Reproduce every entry in the listing without alteration.

##### Given information

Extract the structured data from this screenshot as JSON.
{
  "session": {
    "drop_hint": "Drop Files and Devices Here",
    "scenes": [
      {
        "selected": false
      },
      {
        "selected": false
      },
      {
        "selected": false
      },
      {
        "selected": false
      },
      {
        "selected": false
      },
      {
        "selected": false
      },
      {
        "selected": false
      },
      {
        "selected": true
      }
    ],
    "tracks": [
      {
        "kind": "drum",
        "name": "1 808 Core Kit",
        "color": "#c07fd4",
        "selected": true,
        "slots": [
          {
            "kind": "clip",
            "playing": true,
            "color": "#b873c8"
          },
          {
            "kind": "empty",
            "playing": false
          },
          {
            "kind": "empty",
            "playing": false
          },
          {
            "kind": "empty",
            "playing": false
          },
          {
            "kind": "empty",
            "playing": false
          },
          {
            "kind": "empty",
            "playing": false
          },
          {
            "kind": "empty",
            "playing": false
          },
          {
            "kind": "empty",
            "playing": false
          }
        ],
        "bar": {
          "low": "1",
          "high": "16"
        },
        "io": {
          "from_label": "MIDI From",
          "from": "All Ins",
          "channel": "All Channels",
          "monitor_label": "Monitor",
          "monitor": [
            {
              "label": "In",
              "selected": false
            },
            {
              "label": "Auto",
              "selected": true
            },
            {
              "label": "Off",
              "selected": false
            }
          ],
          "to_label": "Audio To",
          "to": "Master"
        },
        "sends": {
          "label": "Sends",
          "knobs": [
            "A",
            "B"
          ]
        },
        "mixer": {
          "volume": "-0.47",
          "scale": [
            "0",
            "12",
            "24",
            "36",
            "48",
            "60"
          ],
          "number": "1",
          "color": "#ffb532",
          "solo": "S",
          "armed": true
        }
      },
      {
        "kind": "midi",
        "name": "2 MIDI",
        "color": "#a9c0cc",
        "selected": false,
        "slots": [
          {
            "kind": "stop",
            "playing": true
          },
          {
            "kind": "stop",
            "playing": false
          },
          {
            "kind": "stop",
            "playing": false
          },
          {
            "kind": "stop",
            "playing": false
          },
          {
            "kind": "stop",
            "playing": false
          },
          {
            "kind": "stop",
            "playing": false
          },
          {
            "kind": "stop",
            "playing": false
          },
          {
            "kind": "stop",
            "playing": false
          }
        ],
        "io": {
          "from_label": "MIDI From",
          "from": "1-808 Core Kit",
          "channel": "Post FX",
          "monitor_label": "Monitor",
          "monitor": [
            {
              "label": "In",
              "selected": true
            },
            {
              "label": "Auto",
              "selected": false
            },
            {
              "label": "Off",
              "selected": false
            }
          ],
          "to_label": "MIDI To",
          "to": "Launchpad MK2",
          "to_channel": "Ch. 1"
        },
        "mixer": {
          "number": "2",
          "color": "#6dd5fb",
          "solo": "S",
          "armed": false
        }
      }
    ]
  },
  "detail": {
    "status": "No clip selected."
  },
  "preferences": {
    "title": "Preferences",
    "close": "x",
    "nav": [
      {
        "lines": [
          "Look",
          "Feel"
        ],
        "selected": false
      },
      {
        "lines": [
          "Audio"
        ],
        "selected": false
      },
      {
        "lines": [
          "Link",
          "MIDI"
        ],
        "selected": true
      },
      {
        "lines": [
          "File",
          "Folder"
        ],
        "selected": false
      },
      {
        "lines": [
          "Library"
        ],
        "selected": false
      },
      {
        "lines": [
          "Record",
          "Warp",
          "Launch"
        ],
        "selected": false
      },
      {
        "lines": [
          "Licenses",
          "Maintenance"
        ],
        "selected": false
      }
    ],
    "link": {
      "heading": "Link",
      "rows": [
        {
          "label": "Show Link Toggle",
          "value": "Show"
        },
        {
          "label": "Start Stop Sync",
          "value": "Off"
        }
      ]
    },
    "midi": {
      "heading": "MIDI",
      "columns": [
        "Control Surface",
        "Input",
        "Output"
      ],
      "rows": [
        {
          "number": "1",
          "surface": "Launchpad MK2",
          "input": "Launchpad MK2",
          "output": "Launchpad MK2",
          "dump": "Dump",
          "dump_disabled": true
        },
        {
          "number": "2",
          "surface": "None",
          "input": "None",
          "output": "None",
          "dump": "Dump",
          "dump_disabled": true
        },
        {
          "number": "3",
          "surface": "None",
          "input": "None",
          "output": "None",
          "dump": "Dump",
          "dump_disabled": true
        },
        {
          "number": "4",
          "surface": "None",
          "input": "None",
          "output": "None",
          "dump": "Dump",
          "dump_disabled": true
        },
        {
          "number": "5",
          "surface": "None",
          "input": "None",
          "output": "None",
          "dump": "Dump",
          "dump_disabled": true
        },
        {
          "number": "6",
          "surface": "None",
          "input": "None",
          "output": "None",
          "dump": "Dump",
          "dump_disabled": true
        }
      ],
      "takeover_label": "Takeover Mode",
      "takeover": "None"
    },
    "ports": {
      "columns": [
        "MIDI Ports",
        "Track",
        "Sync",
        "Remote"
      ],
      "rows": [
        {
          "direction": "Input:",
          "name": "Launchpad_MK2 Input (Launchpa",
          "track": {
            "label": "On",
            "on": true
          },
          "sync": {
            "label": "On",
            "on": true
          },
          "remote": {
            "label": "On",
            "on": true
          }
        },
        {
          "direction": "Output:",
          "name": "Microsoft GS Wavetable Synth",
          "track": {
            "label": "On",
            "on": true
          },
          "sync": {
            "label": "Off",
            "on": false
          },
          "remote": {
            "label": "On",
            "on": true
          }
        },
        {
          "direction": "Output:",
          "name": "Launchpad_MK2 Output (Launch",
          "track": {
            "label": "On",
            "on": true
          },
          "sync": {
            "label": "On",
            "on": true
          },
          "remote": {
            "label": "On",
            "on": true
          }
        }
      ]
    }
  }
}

##########

Exercise answer.
Extract the structured data from this screenshot as JSON.
{
  "session": {
    "drop_hint": "Drop Files and Devices Here",
    "scenes": [
      {
        "selected": false
      },
      {
        "selected": false
      },
      {
        "selected": false
      },
      {
        "selected": false
      },
      {
        "selected": false
      },
      {
        "selected": false
      },
      {
        "selected": false
      },
      {
        "selected": true
      }
    ],
    "tracks": [
      {
        "kind": "drum",
        "name": "1 808 Core Kit",
        "color": "#c07fd4",
        "selected": true,
        "slots": [
          {
            "kind": "clip",
            "playing": true,
            "color": "#b873c8"
          },
          {
            "kind": "empty",
            "playing": false
          },
          {
            "kind": "empty",
            "playing": false
          },
          {
            "kind": "empty",
            "playing": false
          },
          {
            "kind": "empty",
            "playing": false
          },
          {
            "kind": "empty",
            "playing": false
          },
          {
            "kind": "empty",
            "playing": false
          },
          {
            "kind": "empty",
            "playing": false
          }
        ],
        "bar": {
          "low": "1",
          "high": "16"
        },
        "io": {
          "from_label": "MIDI From",
          "from": "All Ins",
          "channel": "All Channels",
          "monitor_label": "Monitor",
          "monitor": [
            {
              "label": "In",
              "selected": false
            },
            {
              "label": "Auto",
              "selected": true
            },
            {
              "label": "Off",
              "selected": false
            }
          ],
          "to_label": "Audio To",
          "to": "Master"
        },
        "sends": {
          "label": "Sends",
          "knobs": [
            "A",
            "B"
          ]
        },
        "mixer": {
          "volume": "-0.47",
          "scale": [
            "0",
            "12",
            "24",
            "36",
            "48",
            "60"
          ],
          "number": "1",
          "color": "#ffb532",
          "solo": "S",
          "armed": true
        }
      },
      {
        "kind": "midi",
        "name": "2 MIDI",
        "color": "#a9c0cc",
        "selected": false,
        "slots": [
          {
            "kind": "stop",
            "playing": true
          },
          {
            "kind": "stop",
            "playing": false
          },
          {
            "kind": "stop",
            "playing": false
          },
          {
            "kind": "stop",
            "playing": false
          },
          {
            "kind": "stop",
            "playing": false
          },
          {
            "kind": "stop",
            "playing": false
          },
          {
            "kind": "stop",
            "playing": false
          },
          {
            "kind": "stop",
            "playing": false
          }
        ],
        "io": {
          "from_label": "MIDI From",
          "from": "1-808 Core Kit",
          "channel": "Post FX",
          "monitor_label": "Monitor",
          "monitor": [
            {
              "label": "In",
              "selected": true
            },
            {
              "label": "Auto",
              "selected": false
            },
            {
              "label": "Off",
              "selected": false
            }
          ],
          "to_label": "MIDI To",
          "to": "Launchpad MK2",
          "to_channel": "Ch. 1"
        },
        "mixer": {
          "number": "2",
          "color": "#6dd5fb",
          "solo": "S",
          "armed": false
        }
      }
    ]
  },
  "detail": {
    "status": "No clip selected."
  },
  "preferences": {
    "title": "Preferences",
    "close": "x",
    "nav": [
      {
        "lines": [
          "Look",
          "Feel"
        ],
        "selected": false
      },
      {
        "lines": [
          "Audio"
        ],
        "selected": false
      },
      {
        "lines": [
          "Link",
          "MIDI"
        ],
        "selected": true
      },
      {
        "lines": [
          "File",
          "Folder"
        ],
        "selected": false
      },
      {
        "lines": [
          "Library"
        ],
        "selected": false
      },
      {
        "lines": [
          "Record",
          "Warp",
          "Launch"
        ],
        "selected": false
      },
      {
        "lines": [
          "Licenses",
          "Maintenance"
        ],
        "selected": false
      }
    ],
    "link": {
      "heading": "Link",
      "rows": [
        {
          "label": "Show Link Toggle",
          "value": "Show"
        },
        {
          "label": "Start Stop Sync",
          "value": "Off"
        }
      ]
    },
    "midi": {
      "heading": "MIDI",
      "columns": [
        "Control Surface",
        "Input",
        "Output"
      ],
      "rows": [
        {
          "number": "1",
          "surface": "Launchpad MK2",
          "input": "Launchpad MK2",
          "output": "Launchpad MK2",
          "dump": "Dump",
          "dump_disabled": true
        },
        {
          "number": "2",
          "surface": "None",
          "input": "None",
          "output": "None",
          "dump": "Dump",
          "dump_disabled": true
        },
        {
          "number": "3",
          "surface": "None",
          "input": "None",
          "output": "None",
          "dump": "Dump",
          "dump_disabled": true
        },
        {
          "number": "4",
          "surface": "None",
          "input": "None",
          "output": "None",
          "dump": "Dump",
          "dump_disabled": true
        },
        {
          "number": "5",
          "surface": "None",
          "input": "None",
          "output": "None",
          "dump": "Dump",
          "dump_disabled": true
        },
        {
          "number": "6",
          "surface": "None",
          "input": "None",
          "output": "None",
          "dump": "Dump",
          "dump_disabled": true
        }
      ],
      "takeover_label": "Takeover Mode",
      "takeover": "None"
    },
    "ports": {
      "columns": [
        "MIDI Ports",
        "Track",
        "Sync",
        "Remote"
      ],
      "rows": [
        {
          "direction": "Input:",
          "name": "Launchpad_MK2 Input (Launchpa",
          "track": {
            "label": "On",
            "on": true
          },
          "sync": {
            "label": "On",
            "on": true
          },
          "remote": {
            "label": "On",
            "on": true
          }
        },
        {
          "direction": "Output:",
          "name": "Microsoft GS Wavetable Synth",
          "track": {
            "label": "On",
            "on": true
          },
          "sync": {
            "label": "Off",
            "on": false
          },
          "remote": {
            "label": "On",
            "on": true
          }
        },
        {
          "direction": "Output:",
          "name": "Launchpad_MK2 Output (Launch",
          "track": {
            "label": "On",
            "on": true
          },
          "sync": {
            "label": "On",
            "on": true
          },
          "remote": {
            "label": "On",
            "on": true
          }
        }
      ]
    }
  }
}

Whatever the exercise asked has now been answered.